> _OBJECTIVE_: Return all of the data exactly as given.

> _DATA FOR THE TASK_:

= = = = =

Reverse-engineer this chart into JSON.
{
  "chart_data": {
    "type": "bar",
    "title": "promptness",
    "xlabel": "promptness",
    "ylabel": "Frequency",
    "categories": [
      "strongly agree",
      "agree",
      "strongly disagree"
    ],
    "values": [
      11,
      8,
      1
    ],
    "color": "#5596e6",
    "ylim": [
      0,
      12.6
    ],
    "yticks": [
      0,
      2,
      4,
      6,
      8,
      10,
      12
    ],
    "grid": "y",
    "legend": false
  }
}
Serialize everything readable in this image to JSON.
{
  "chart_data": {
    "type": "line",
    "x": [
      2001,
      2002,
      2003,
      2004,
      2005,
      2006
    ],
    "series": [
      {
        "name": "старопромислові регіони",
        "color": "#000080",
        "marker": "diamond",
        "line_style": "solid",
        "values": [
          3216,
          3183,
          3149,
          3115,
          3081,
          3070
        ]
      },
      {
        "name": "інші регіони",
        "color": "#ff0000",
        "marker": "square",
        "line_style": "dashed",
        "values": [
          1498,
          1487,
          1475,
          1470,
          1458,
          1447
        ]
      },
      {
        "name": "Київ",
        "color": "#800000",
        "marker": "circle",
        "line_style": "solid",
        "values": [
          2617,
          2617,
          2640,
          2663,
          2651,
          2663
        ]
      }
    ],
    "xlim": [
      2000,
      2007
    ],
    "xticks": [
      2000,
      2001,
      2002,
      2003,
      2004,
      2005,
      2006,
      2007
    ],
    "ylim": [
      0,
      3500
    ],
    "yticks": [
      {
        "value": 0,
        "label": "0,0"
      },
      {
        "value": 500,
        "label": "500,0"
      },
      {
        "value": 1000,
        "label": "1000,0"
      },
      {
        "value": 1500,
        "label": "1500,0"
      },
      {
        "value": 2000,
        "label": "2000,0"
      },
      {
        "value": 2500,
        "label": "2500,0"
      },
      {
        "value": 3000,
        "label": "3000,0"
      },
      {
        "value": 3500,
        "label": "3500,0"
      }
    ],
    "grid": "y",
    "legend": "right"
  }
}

= = = = =

> _REPLY_:
Reverse-engineer this chart into JSON.
{
  "chart_data": {
    "type": "bar",
    "title": "promptness",
    "xlabel": "promptness",
    "ylabel": "Frequency",
    "categories": [
      "strongly agree",
      "agree",
      "strongly disagree"
    ],
    "values": [
      11,
      8,
      1
    ],
    "color": "#5596e6",
    "ylim": [
      0,
      12.6
    ],
    "yticks": [
      0,
      2,
      4,
      6,
      8,
      10,
      12
    ],
    "grid": "y",
    "legend": false
  }
}
Serialize everything readable in this image to JSON.
{
  "chart_data": {
    "type": "line",
    "x": [
      2001,
      2002,
      2003,
      2004,
      2005,
      2006
    ],
    "series": [
      {
        "name": "старопромислові регіони",
        "color": "#000080",
        "marker": "diamond",
        "line_style": "solid",
        "values": [
          3216,
          3183,
          3149,
          3115,
          3081,
          3070
        ]
      },
      {
        "name": "інші регіони",
        "color": "#ff0000",
        "marker": "square",
        "line_style": "dashed",
        "values": [
          1498,
          1487,
          1475,
          1470,
          1458,
          1447
        ]
      },
      {
        "name": "Київ",
        "color": "#800000",
        "marker": "circle",
        "line_style": "solid",
        "values": [
          2617,
          2617,
          2640,
          2663,
          2651,
          2663
        ]
      }
    ],
    "xlim": [
      2000,
      2007
    ],
    "xticks": [
      2000,
      2001,
      2002,
      2003,
      2004,
      2005,
      2006,
      2007
    ],
    "ylim": [
      0,
      3500
    ],
    "yticks": [
      {
        "value": 0,
        "label": "0,0"
      },
      {
        "value": 500,
        "label": "500,0"
      },
      {
        "value": 1000,
        "label": "1000,0"
      },
      {
        "value": 1500,
        "label": "1500,0"
      },
      {
        "value": 2000,
        "label": "2000,0"
      },
      {
        "value": 2500,
        "label": "2500,0"
      },
      {
        "value": 3000,
        "label": "3000,0"
      },
      {
        "value": 3500,
        "label": "3500,0"
      }
    ],
    "grid": "y",
    "legend": "right"
  }
}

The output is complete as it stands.